_Materials provided:_

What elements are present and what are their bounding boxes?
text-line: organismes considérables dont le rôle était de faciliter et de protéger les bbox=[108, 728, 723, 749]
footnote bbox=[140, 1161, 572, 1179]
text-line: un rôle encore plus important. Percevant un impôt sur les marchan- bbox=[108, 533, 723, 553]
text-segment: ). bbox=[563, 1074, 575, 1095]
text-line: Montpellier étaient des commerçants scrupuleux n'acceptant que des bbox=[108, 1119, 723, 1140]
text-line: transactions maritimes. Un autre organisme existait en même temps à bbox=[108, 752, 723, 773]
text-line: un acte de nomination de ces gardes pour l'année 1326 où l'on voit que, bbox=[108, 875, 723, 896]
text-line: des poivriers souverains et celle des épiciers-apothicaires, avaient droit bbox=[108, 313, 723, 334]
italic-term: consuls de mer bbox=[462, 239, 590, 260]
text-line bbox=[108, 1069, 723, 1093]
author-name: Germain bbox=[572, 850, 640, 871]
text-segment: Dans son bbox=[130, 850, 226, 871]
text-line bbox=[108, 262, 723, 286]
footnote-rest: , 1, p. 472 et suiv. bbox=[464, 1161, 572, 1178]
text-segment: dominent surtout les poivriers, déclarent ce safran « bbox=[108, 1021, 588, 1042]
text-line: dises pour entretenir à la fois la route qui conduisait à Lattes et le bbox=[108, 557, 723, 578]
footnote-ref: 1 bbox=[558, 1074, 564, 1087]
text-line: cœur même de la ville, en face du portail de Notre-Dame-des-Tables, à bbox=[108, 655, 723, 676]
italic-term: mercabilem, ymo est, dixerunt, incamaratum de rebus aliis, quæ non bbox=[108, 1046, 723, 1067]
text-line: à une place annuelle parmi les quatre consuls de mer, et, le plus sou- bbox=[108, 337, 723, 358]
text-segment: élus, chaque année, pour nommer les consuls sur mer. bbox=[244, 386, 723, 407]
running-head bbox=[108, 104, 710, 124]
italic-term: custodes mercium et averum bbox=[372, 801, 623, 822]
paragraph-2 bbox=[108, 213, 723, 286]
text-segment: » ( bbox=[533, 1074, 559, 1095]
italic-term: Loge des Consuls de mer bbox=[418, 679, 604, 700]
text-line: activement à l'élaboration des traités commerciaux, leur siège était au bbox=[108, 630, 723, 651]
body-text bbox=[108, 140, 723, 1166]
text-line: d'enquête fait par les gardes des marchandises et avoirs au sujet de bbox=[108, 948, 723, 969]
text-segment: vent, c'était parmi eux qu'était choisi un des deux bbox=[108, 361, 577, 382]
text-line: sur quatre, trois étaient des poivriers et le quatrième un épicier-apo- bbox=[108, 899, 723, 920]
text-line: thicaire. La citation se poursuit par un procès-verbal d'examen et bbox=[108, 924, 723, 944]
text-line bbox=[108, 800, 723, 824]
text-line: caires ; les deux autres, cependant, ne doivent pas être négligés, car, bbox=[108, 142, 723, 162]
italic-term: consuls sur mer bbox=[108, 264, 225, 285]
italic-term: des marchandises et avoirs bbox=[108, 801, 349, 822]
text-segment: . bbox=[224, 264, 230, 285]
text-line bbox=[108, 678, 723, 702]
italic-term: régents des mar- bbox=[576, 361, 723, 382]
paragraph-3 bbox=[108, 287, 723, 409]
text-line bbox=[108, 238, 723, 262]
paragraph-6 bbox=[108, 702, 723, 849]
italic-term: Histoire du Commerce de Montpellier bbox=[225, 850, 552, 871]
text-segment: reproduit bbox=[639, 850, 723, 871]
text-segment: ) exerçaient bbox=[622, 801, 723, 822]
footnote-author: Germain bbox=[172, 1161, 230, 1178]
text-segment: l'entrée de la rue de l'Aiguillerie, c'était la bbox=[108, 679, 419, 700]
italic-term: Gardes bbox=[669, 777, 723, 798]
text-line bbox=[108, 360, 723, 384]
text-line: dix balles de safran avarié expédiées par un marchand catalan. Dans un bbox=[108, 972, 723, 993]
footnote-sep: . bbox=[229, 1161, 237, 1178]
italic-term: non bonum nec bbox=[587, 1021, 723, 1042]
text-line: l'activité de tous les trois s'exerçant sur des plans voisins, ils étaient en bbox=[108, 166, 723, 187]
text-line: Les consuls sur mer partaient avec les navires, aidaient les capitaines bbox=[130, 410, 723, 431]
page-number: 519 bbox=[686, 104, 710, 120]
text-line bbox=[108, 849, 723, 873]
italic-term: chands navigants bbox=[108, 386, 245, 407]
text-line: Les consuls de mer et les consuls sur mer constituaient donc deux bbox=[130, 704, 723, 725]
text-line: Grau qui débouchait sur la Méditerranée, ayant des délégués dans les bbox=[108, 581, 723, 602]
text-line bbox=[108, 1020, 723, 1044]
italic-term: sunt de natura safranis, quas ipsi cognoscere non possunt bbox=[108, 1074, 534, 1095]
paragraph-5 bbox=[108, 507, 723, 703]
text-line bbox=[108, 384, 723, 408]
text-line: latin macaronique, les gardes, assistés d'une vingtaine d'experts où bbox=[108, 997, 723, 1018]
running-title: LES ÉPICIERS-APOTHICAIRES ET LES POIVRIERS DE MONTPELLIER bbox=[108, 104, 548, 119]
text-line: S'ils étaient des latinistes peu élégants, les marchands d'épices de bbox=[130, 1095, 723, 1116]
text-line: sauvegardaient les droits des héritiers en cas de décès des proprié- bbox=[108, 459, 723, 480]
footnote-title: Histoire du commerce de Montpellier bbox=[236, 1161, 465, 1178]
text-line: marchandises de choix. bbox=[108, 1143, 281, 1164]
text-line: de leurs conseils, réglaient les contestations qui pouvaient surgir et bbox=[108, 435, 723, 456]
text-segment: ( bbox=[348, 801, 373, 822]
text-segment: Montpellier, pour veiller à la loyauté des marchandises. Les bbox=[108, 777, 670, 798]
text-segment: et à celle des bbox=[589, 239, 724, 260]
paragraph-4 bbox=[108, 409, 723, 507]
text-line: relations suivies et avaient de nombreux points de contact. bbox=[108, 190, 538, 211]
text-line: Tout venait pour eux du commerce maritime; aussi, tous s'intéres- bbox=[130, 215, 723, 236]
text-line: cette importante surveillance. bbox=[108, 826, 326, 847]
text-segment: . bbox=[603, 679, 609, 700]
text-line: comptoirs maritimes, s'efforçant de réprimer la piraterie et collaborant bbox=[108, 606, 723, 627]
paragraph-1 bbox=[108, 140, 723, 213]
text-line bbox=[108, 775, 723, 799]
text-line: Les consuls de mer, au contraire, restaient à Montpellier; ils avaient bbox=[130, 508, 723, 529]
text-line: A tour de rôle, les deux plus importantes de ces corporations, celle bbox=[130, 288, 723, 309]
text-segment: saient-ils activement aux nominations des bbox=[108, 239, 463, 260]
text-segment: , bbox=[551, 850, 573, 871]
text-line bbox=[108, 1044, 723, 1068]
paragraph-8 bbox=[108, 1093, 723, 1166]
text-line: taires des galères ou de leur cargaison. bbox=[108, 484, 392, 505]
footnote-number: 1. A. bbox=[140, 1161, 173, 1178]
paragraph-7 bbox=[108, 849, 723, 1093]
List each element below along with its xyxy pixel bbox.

* * *

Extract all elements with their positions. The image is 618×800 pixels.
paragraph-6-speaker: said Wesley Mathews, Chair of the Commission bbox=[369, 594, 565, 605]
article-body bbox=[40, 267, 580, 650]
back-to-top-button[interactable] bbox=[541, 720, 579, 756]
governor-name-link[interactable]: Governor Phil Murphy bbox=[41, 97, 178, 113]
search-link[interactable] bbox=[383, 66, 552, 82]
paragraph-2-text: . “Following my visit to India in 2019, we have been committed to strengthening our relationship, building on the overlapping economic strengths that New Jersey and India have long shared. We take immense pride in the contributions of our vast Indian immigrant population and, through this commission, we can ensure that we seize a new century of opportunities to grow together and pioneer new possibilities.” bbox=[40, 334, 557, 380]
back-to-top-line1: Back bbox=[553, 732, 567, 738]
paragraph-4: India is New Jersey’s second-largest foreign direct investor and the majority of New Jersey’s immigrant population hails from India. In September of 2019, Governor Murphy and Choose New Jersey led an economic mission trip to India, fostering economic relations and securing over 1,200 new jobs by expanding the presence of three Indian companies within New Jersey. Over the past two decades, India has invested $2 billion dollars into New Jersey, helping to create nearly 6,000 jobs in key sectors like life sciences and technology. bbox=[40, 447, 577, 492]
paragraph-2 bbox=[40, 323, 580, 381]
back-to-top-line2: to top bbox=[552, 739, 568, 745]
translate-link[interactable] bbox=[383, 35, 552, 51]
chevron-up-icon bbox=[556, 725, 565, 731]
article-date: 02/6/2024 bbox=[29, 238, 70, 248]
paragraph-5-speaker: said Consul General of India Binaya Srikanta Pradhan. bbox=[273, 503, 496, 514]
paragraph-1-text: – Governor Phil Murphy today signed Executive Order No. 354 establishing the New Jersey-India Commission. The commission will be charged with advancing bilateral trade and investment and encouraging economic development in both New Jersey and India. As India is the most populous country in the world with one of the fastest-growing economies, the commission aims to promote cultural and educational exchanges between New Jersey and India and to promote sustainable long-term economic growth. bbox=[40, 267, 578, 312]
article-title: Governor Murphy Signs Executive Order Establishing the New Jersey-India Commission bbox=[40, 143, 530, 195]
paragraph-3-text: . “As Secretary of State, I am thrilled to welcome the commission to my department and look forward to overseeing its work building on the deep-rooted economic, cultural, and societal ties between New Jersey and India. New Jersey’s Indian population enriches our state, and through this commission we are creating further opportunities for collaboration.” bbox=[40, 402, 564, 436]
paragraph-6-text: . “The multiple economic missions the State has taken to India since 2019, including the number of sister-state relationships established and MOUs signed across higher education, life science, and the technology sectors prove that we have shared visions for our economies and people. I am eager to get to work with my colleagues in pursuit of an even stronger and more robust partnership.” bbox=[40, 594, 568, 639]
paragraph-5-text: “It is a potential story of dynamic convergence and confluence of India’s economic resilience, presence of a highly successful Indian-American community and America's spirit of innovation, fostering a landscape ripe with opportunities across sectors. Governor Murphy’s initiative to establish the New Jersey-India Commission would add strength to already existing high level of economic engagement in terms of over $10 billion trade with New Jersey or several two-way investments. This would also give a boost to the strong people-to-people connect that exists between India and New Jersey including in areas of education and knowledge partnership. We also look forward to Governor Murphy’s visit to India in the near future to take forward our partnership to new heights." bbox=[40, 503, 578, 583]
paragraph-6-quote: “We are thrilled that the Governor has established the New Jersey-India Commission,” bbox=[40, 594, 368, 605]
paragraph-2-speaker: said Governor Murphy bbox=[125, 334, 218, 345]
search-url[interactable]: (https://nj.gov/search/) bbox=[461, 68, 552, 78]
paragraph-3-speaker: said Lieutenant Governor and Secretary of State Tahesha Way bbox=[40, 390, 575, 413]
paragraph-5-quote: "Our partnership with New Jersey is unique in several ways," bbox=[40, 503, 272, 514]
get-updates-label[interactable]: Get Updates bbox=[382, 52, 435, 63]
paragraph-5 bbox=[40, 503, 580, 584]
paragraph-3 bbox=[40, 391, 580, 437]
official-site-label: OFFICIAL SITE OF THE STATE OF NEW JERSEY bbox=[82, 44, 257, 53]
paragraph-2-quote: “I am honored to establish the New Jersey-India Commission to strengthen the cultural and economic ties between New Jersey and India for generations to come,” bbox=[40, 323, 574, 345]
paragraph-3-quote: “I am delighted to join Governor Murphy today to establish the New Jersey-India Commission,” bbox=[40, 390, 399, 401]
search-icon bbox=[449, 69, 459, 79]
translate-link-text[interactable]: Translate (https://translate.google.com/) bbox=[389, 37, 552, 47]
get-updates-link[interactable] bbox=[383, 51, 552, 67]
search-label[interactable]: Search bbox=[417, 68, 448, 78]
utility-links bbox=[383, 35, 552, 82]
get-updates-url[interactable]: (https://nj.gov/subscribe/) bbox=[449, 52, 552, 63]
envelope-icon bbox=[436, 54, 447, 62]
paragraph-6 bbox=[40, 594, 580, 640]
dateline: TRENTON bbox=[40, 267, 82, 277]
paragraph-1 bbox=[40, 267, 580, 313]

_Exercise description:_
Reproduce verbatim the lines from the one containing "Extract all elements" through the one containing "back-to-top-line1: Back bbox=[553, 732, 567, 738]", including both of those lines.

_Output of the exercise:_
Extract all elements with their positions. The image is 618×800 pixels.
paragraph-6-speaker: said Wesley Mathews, Chair of the Commission bbox=[369, 594, 565, 605]
article-body bbox=[40, 267, 580, 650]
back-to-top-button[interactable] bbox=[541, 720, 579, 756]
governor-name-link[interactable]: Governor Phil Murphy bbox=[41, 97, 178, 113]
search-link[interactable] bbox=[383, 66, 552, 82]
paragraph-2-text: . “Following my visit to India in 2019, we have been committed to strengthening our relationship, building on the overlapping economic strengths that New Jersey and India have long shared. We take immense pride in the contributions of our vast Indian immigrant population and, through this commission, we can ensure that we seize a new century of opportunities to grow together and pioneer new possibilities.” bbox=[40, 334, 557, 380]
back-to-top-line1: Back bbox=[553, 732, 567, 738]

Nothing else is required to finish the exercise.